begin Material provided

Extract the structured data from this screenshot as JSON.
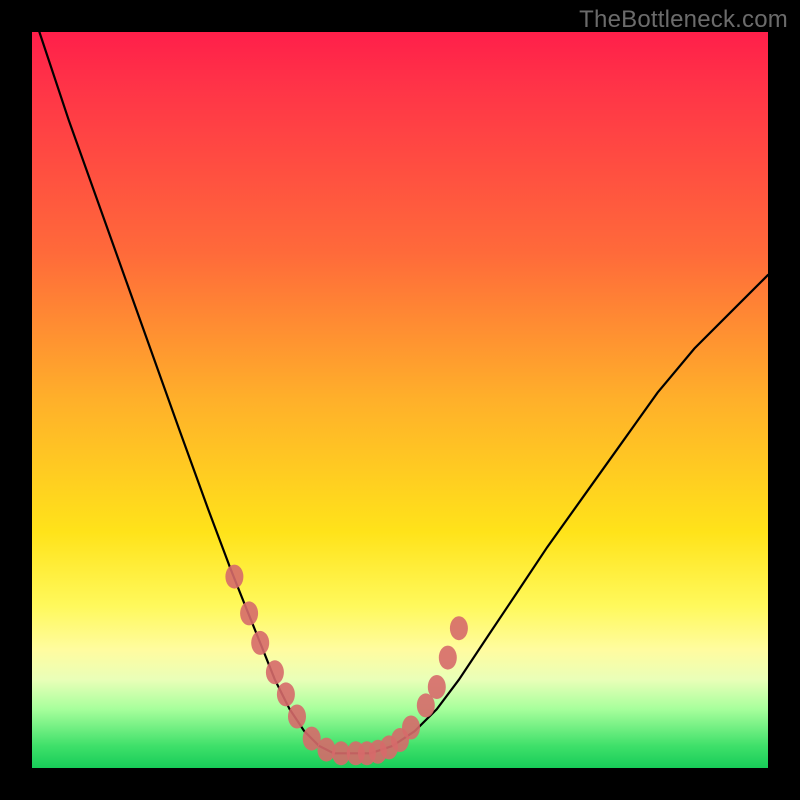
{
  "watermark": "TheBottleneck.com",
  "chart_data": {
    "type": "line",
    "title": "",
    "xlabel": "",
    "ylabel": "",
    "xlim": [
      0,
      100
    ],
    "ylim": [
      0,
      100
    ],
    "legend": false,
    "grid": false,
    "series": [
      {
        "name": "curve",
        "style": "line",
        "color": "#000000",
        "x": [
          1,
          5,
          10,
          15,
          20,
          24,
          27,
          29,
          31,
          33,
          35,
          37,
          39,
          41,
          43,
          46,
          49,
          52,
          55,
          58,
          62,
          66,
          70,
          75,
          80,
          85,
          90,
          95,
          100
        ],
        "y": [
          100,
          88,
          74,
          60,
          46,
          35,
          27,
          22,
          17,
          12,
          8,
          5,
          3,
          2,
          2,
          2,
          3,
          5,
          8,
          12,
          18,
          24,
          30,
          37,
          44,
          51,
          57,
          62,
          67
        ]
      },
      {
        "name": "warm-band-markers",
        "style": "scatter",
        "color": "#d66a6a",
        "x": [
          27.5,
          29.5,
          31,
          33,
          34.5,
          36,
          38,
          40,
          42,
          44,
          45.5,
          47,
          48.5,
          50,
          51.5,
          53.5,
          55,
          56.5,
          58
        ],
        "y": [
          26,
          21,
          17,
          13,
          10,
          7,
          4,
          2.5,
          2,
          2,
          2,
          2.2,
          2.8,
          3.8,
          5.5,
          8.5,
          11,
          15,
          19
        ]
      }
    ],
    "background_gradient": {
      "direction": "top-to-bottom",
      "stops": [
        {
          "pos": 0,
          "color": "#ff1f4a"
        },
        {
          "pos": 30,
          "color": "#ff6a3a"
        },
        {
          "pos": 50,
          "color": "#ffb02a"
        },
        {
          "pos": 70,
          "color": "#ffe31a"
        },
        {
          "pos": 86,
          "color": "#fffca0"
        },
        {
          "pos": 94,
          "color": "#a7ff9c"
        },
        {
          "pos": 100,
          "color": "#17cc58"
        }
      ]
    }
  }
}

end Material provided

Quote all the records verbatim, dropping any pictures from your copy.

Extract the structured data from this screenshot as JSON.
{
  "watermark": "TheBottleneck.com",
  "chart_data": {
    "type": "line",
    "title": "",
    "xlabel": "",
    "ylabel": "",
    "xlim": [
      0,
      100
    ],
    "ylim": [
      0,
      100
    ],
    "legend": false,
    "grid": false,
    "series": [
      {
        "name": "curve",
        "style": "line",
        "color": "#000000",
        "x": [
          1,
          5,
          10,
          15,
          20,
          24,
          27,
          29,
          31,
          33,
          35,
          37,
          39,
          41,
          43,
          46,
          49,
          52,
          55,
          58,
          62,
          66,
          70,
          75,
          80,
          85,
          90,
          95,
          100
        ],
        "y": [
          100,
          88,
          74,
          60,
          46,
          35,
          27,
          22,
          17,
          12,
          8,
          5,
          3,
          2,
          2,
          2,
          3,
          5,
          8,
          12,
          18,
          24,
          30,
          37,
          44,
          51,
          57,
          62,
          67
        ]
      },
      {
        "name": "warm-band-markers",
        "style": "scatter",
        "color": "#d66a6a",
        "x": [
          27.5,
          29.5,
          31,
          33,
          34.5,
          36,
          38,
          40,
          42,
          44,
          45.5,
          47,
          48.5,
          50,
          51.5,
          53.5,
          55,
          56.5,
          58
        ],
        "y": [
          26,
          21,
          17,
          13,
          10,
          7,
          4,
          2.5,
          2,
          2,
          2,
          2.2,
          2.8,
          3.8,
          5.5,
          8.5,
          11,
          15,
          19
        ]
      }
    ],
    "background_gradient": {
      "direction": "top-to-bottom",
      "stops": [
        {
          "pos": 0,
          "color": "#ff1f4a"
        },
        {
          "pos": 30,
          "color": "#ff6a3a"
        },
        {
          "pos": 50,
          "color": "#ffb02a"
        },
        {
          "pos": 70,
          "color": "#ffe31a"
        },
        {
          "pos": 86,
          "color": "#fffca0"
        },
        {
          "pos": 94,
          "color": "#a7ff9c"
        },
        {
          "pos": 100,
          "color": "#17cc58"
        }
      ]
    }
  }
}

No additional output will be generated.